**Set task**
Identify the lines holding "name" and copy them.

----

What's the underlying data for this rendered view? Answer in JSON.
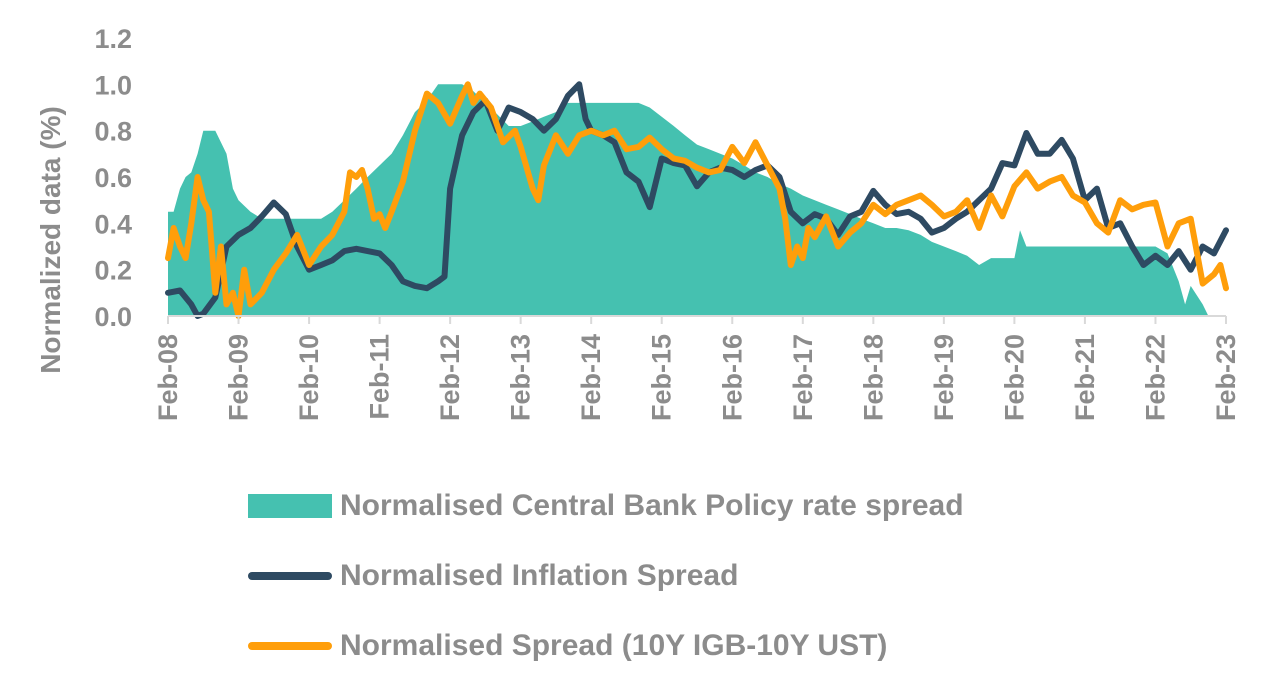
{
  "chart_data": {
    "type": "line",
    "title": "",
    "ylabel": "Normalized data (%)",
    "xlabel": "",
    "ylim": [
      0,
      1.2
    ],
    "yticks": [
      "0.0",
      "0.2",
      "0.4",
      "0.6",
      "0.8",
      "1.0",
      "1.2"
    ],
    "xticks": [
      "Feb-08",
      "Feb-09",
      "Feb-10",
      "Feb-11",
      "Feb-12",
      "Feb-13",
      "Feb-14",
      "Feb-15",
      "Feb-16",
      "Feb-17",
      "Feb-18",
      "Feb-19",
      "Feb-20",
      "Feb-21",
      "Feb-22",
      "Feb-23"
    ],
    "xlim": [
      2008.0,
      2023.0
    ],
    "grid": false,
    "legend_position": "bottom",
    "series": [
      {
        "name": "Normalised Central Bank Policy rate spread",
        "kind": "area",
        "color": "#45C1B0",
        "points": [
          [
            2008.0,
            0.45
          ],
          [
            2008.08,
            0.45
          ],
          [
            2008.17,
            0.55
          ],
          [
            2008.25,
            0.6
          ],
          [
            2008.33,
            0.62
          ],
          [
            2008.42,
            0.7
          ],
          [
            2008.5,
            0.8
          ],
          [
            2008.58,
            0.8
          ],
          [
            2008.67,
            0.8
          ],
          [
            2008.75,
            0.75
          ],
          [
            2008.83,
            0.7
          ],
          [
            2008.92,
            0.55
          ],
          [
            2009.0,
            0.5
          ],
          [
            2009.17,
            0.45
          ],
          [
            2009.33,
            0.42
          ],
          [
            2009.5,
            0.42
          ],
          [
            2009.67,
            0.42
          ],
          [
            2009.83,
            0.42
          ],
          [
            2010.0,
            0.42
          ],
          [
            2010.17,
            0.42
          ],
          [
            2010.33,
            0.45
          ],
          [
            2010.5,
            0.5
          ],
          [
            2010.67,
            0.55
          ],
          [
            2010.83,
            0.6
          ],
          [
            2011.0,
            0.65
          ],
          [
            2011.17,
            0.7
          ],
          [
            2011.33,
            0.78
          ],
          [
            2011.5,
            0.88
          ],
          [
            2011.67,
            0.93
          ],
          [
            2011.83,
            1.0
          ],
          [
            2012.0,
            1.0
          ],
          [
            2012.17,
            1.0
          ],
          [
            2012.33,
            0.97
          ],
          [
            2012.5,
            0.92
          ],
          [
            2012.67,
            0.87
          ],
          [
            2012.83,
            0.82
          ],
          [
            2013.0,
            0.82
          ],
          [
            2013.17,
            0.84
          ],
          [
            2013.33,
            0.86
          ],
          [
            2013.5,
            0.88
          ],
          [
            2013.67,
            0.92
          ],
          [
            2013.83,
            0.92
          ],
          [
            2014.0,
            0.92
          ],
          [
            2014.17,
            0.92
          ],
          [
            2014.33,
            0.92
          ],
          [
            2014.5,
            0.92
          ],
          [
            2014.67,
            0.92
          ],
          [
            2014.83,
            0.9
          ],
          [
            2015.0,
            0.86
          ],
          [
            2015.17,
            0.82
          ],
          [
            2015.33,
            0.78
          ],
          [
            2015.5,
            0.74
          ],
          [
            2015.67,
            0.72
          ],
          [
            2015.83,
            0.7
          ],
          [
            2016.0,
            0.68
          ],
          [
            2016.17,
            0.65
          ],
          [
            2016.33,
            0.62
          ],
          [
            2016.5,
            0.6
          ],
          [
            2016.67,
            0.57
          ],
          [
            2016.83,
            0.55
          ],
          [
            2017.0,
            0.52
          ],
          [
            2017.17,
            0.5
          ],
          [
            2017.33,
            0.48
          ],
          [
            2017.5,
            0.46
          ],
          [
            2017.67,
            0.44
          ],
          [
            2017.83,
            0.42
          ],
          [
            2018.0,
            0.4
          ],
          [
            2018.17,
            0.38
          ],
          [
            2018.33,
            0.38
          ],
          [
            2018.5,
            0.37
          ],
          [
            2018.67,
            0.35
          ],
          [
            2018.83,
            0.32
          ],
          [
            2019.0,
            0.3
          ],
          [
            2019.17,
            0.28
          ],
          [
            2019.33,
            0.26
          ],
          [
            2019.5,
            0.22
          ],
          [
            2019.67,
            0.25
          ],
          [
            2019.83,
            0.25
          ],
          [
            2020.0,
            0.25
          ],
          [
            2020.08,
            0.37
          ],
          [
            2020.17,
            0.3
          ],
          [
            2020.33,
            0.3
          ],
          [
            2020.5,
            0.3
          ],
          [
            2020.67,
            0.3
          ],
          [
            2020.83,
            0.3
          ],
          [
            2021.0,
            0.3
          ],
          [
            2021.17,
            0.3
          ],
          [
            2021.33,
            0.3
          ],
          [
            2021.5,
            0.3
          ],
          [
            2021.67,
            0.3
          ],
          [
            2021.83,
            0.3
          ],
          [
            2022.0,
            0.3
          ],
          [
            2022.17,
            0.27
          ],
          [
            2022.33,
            0.15
          ],
          [
            2022.42,
            0.05
          ],
          [
            2022.5,
            0.13
          ],
          [
            2022.67,
            0.05
          ],
          [
            2022.75,
            0.0
          ],
          [
            2023.0,
            0.0
          ]
        ]
      },
      {
        "name": "Normalised Inflation Spread",
        "kind": "line",
        "color": "#2E4A62",
        "points": [
          [
            2008.0,
            0.1
          ],
          [
            2008.17,
            0.11
          ],
          [
            2008.33,
            0.05
          ],
          [
            2008.42,
            0.0
          ],
          [
            2008.5,
            0.01
          ],
          [
            2008.67,
            0.08
          ],
          [
            2008.83,
            0.3
          ],
          [
            2009.0,
            0.35
          ],
          [
            2009.17,
            0.38
          ],
          [
            2009.33,
            0.43
          ],
          [
            2009.5,
            0.49
          ],
          [
            2009.67,
            0.44
          ],
          [
            2009.83,
            0.3
          ],
          [
            2010.0,
            0.2
          ],
          [
            2010.17,
            0.22
          ],
          [
            2010.33,
            0.24
          ],
          [
            2010.5,
            0.28
          ],
          [
            2010.67,
            0.29
          ],
          [
            2010.83,
            0.28
          ],
          [
            2011.0,
            0.27
          ],
          [
            2011.17,
            0.22
          ],
          [
            2011.33,
            0.15
          ],
          [
            2011.5,
            0.13
          ],
          [
            2011.67,
            0.12
          ],
          [
            2011.83,
            0.15
          ],
          [
            2011.92,
            0.17
          ],
          [
            2012.0,
            0.55
          ],
          [
            2012.17,
            0.78
          ],
          [
            2012.33,
            0.88
          ],
          [
            2012.5,
            0.93
          ],
          [
            2012.67,
            0.8
          ],
          [
            2012.83,
            0.9
          ],
          [
            2013.0,
            0.88
          ],
          [
            2013.17,
            0.85
          ],
          [
            2013.33,
            0.8
          ],
          [
            2013.5,
            0.85
          ],
          [
            2013.67,
            0.95
          ],
          [
            2013.83,
            1.0
          ],
          [
            2013.92,
            0.85
          ],
          [
            2014.0,
            0.8
          ],
          [
            2014.17,
            0.78
          ],
          [
            2014.33,
            0.75
          ],
          [
            2014.5,
            0.62
          ],
          [
            2014.67,
            0.58
          ],
          [
            2014.83,
            0.47
          ],
          [
            2015.0,
            0.68
          ],
          [
            2015.17,
            0.66
          ],
          [
            2015.33,
            0.65
          ],
          [
            2015.5,
            0.56
          ],
          [
            2015.67,
            0.62
          ],
          [
            2015.83,
            0.64
          ],
          [
            2016.0,
            0.63
          ],
          [
            2016.17,
            0.6
          ],
          [
            2016.33,
            0.63
          ],
          [
            2016.5,
            0.65
          ],
          [
            2016.67,
            0.6
          ],
          [
            2016.83,
            0.45
          ],
          [
            2017.0,
            0.4
          ],
          [
            2017.17,
            0.44
          ],
          [
            2017.33,
            0.42
          ],
          [
            2017.5,
            0.35
          ],
          [
            2017.67,
            0.43
          ],
          [
            2017.83,
            0.45
          ],
          [
            2018.0,
            0.54
          ],
          [
            2018.17,
            0.48
          ],
          [
            2018.33,
            0.44
          ],
          [
            2018.5,
            0.45
          ],
          [
            2018.67,
            0.42
          ],
          [
            2018.83,
            0.36
          ],
          [
            2019.0,
            0.38
          ],
          [
            2019.17,
            0.42
          ],
          [
            2019.33,
            0.45
          ],
          [
            2019.5,
            0.5
          ],
          [
            2019.67,
            0.55
          ],
          [
            2019.83,
            0.66
          ],
          [
            2020.0,
            0.65
          ],
          [
            2020.17,
            0.79
          ],
          [
            2020.33,
            0.7
          ],
          [
            2020.5,
            0.7
          ],
          [
            2020.67,
            0.76
          ],
          [
            2020.83,
            0.68
          ],
          [
            2021.0,
            0.5
          ],
          [
            2021.17,
            0.55
          ],
          [
            2021.33,
            0.38
          ],
          [
            2021.5,
            0.4
          ],
          [
            2021.67,
            0.3
          ],
          [
            2021.83,
            0.22
          ],
          [
            2022.0,
            0.26
          ],
          [
            2022.17,
            0.22
          ],
          [
            2022.33,
            0.28
          ],
          [
            2022.5,
            0.2
          ],
          [
            2022.67,
            0.3
          ],
          [
            2022.83,
            0.27
          ],
          [
            2023.0,
            0.37
          ]
        ]
      },
      {
        "name": "Normalised Spread (10Y IGB-10Y UST)",
        "kind": "line",
        "color": "#FF9E0A",
        "points": [
          [
            2008.0,
            0.25
          ],
          [
            2008.08,
            0.38
          ],
          [
            2008.17,
            0.3
          ],
          [
            2008.25,
            0.25
          ],
          [
            2008.33,
            0.4
          ],
          [
            2008.42,
            0.6
          ],
          [
            2008.5,
            0.5
          ],
          [
            2008.58,
            0.45
          ],
          [
            2008.67,
            0.1
          ],
          [
            2008.75,
            0.3
          ],
          [
            2008.83,
            0.05
          ],
          [
            2008.92,
            0.1
          ],
          [
            2009.0,
            0.0
          ],
          [
            2009.08,
            0.2
          ],
          [
            2009.17,
            0.05
          ],
          [
            2009.33,
            0.1
          ],
          [
            2009.5,
            0.2
          ],
          [
            2009.67,
            0.27
          ],
          [
            2009.83,
            0.35
          ],
          [
            2010.0,
            0.22
          ],
          [
            2010.17,
            0.3
          ],
          [
            2010.33,
            0.35
          ],
          [
            2010.5,
            0.45
          ],
          [
            2010.58,
            0.62
          ],
          [
            2010.67,
            0.6
          ],
          [
            2010.75,
            0.63
          ],
          [
            2010.83,
            0.55
          ],
          [
            2010.92,
            0.42
          ],
          [
            2011.0,
            0.44
          ],
          [
            2011.08,
            0.38
          ],
          [
            2011.17,
            0.45
          ],
          [
            2011.33,
            0.58
          ],
          [
            2011.5,
            0.8
          ],
          [
            2011.67,
            0.96
          ],
          [
            2011.83,
            0.92
          ],
          [
            2012.0,
            0.83
          ],
          [
            2012.17,
            0.95
          ],
          [
            2012.25,
            1.0
          ],
          [
            2012.33,
            0.92
          ],
          [
            2012.42,
            0.96
          ],
          [
            2012.58,
            0.9
          ],
          [
            2012.75,
            0.75
          ],
          [
            2012.92,
            0.8
          ],
          [
            2013.0,
            0.73
          ],
          [
            2013.17,
            0.55
          ],
          [
            2013.25,
            0.5
          ],
          [
            2013.33,
            0.65
          ],
          [
            2013.5,
            0.78
          ],
          [
            2013.67,
            0.7
          ],
          [
            2013.83,
            0.78
          ],
          [
            2014.0,
            0.8
          ],
          [
            2014.17,
            0.78
          ],
          [
            2014.33,
            0.8
          ],
          [
            2014.5,
            0.72
          ],
          [
            2014.67,
            0.73
          ],
          [
            2014.83,
            0.77
          ],
          [
            2015.0,
            0.72
          ],
          [
            2015.17,
            0.68
          ],
          [
            2015.33,
            0.67
          ],
          [
            2015.5,
            0.64
          ],
          [
            2015.67,
            0.62
          ],
          [
            2015.83,
            0.63
          ],
          [
            2016.0,
            0.73
          ],
          [
            2016.17,
            0.66
          ],
          [
            2016.33,
            0.75
          ],
          [
            2016.5,
            0.65
          ],
          [
            2016.67,
            0.55
          ],
          [
            2016.75,
            0.42
          ],
          [
            2016.83,
            0.22
          ],
          [
            2016.92,
            0.3
          ],
          [
            2017.0,
            0.25
          ],
          [
            2017.08,
            0.38
          ],
          [
            2017.17,
            0.34
          ],
          [
            2017.33,
            0.43
          ],
          [
            2017.5,
            0.3
          ],
          [
            2017.67,
            0.36
          ],
          [
            2017.83,
            0.4
          ],
          [
            2018.0,
            0.48
          ],
          [
            2018.17,
            0.44
          ],
          [
            2018.33,
            0.48
          ],
          [
            2018.5,
            0.5
          ],
          [
            2018.67,
            0.52
          ],
          [
            2018.83,
            0.48
          ],
          [
            2019.0,
            0.43
          ],
          [
            2019.17,
            0.45
          ],
          [
            2019.33,
            0.5
          ],
          [
            2019.5,
            0.38
          ],
          [
            2019.67,
            0.52
          ],
          [
            2019.83,
            0.43
          ],
          [
            2020.0,
            0.56
          ],
          [
            2020.17,
            0.62
          ],
          [
            2020.33,
            0.55
          ],
          [
            2020.5,
            0.58
          ],
          [
            2020.67,
            0.6
          ],
          [
            2020.83,
            0.52
          ],
          [
            2021.0,
            0.49
          ],
          [
            2021.17,
            0.4
          ],
          [
            2021.33,
            0.36
          ],
          [
            2021.5,
            0.5
          ],
          [
            2021.67,
            0.46
          ],
          [
            2021.83,
            0.48
          ],
          [
            2022.0,
            0.49
          ],
          [
            2022.17,
            0.3
          ],
          [
            2022.33,
            0.4
          ],
          [
            2022.5,
            0.42
          ],
          [
            2022.67,
            0.14
          ],
          [
            2022.83,
            0.18
          ],
          [
            2022.92,
            0.22
          ],
          [
            2023.0,
            0.12
          ]
        ]
      }
    ]
  }
}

----

**Full output**
        "name": "Normalised Central Bank Policy rate spread",
        "name": "Normalised Inflation Spread",
        "name": "Normalised Spread (10Y IGB-10Y UST)",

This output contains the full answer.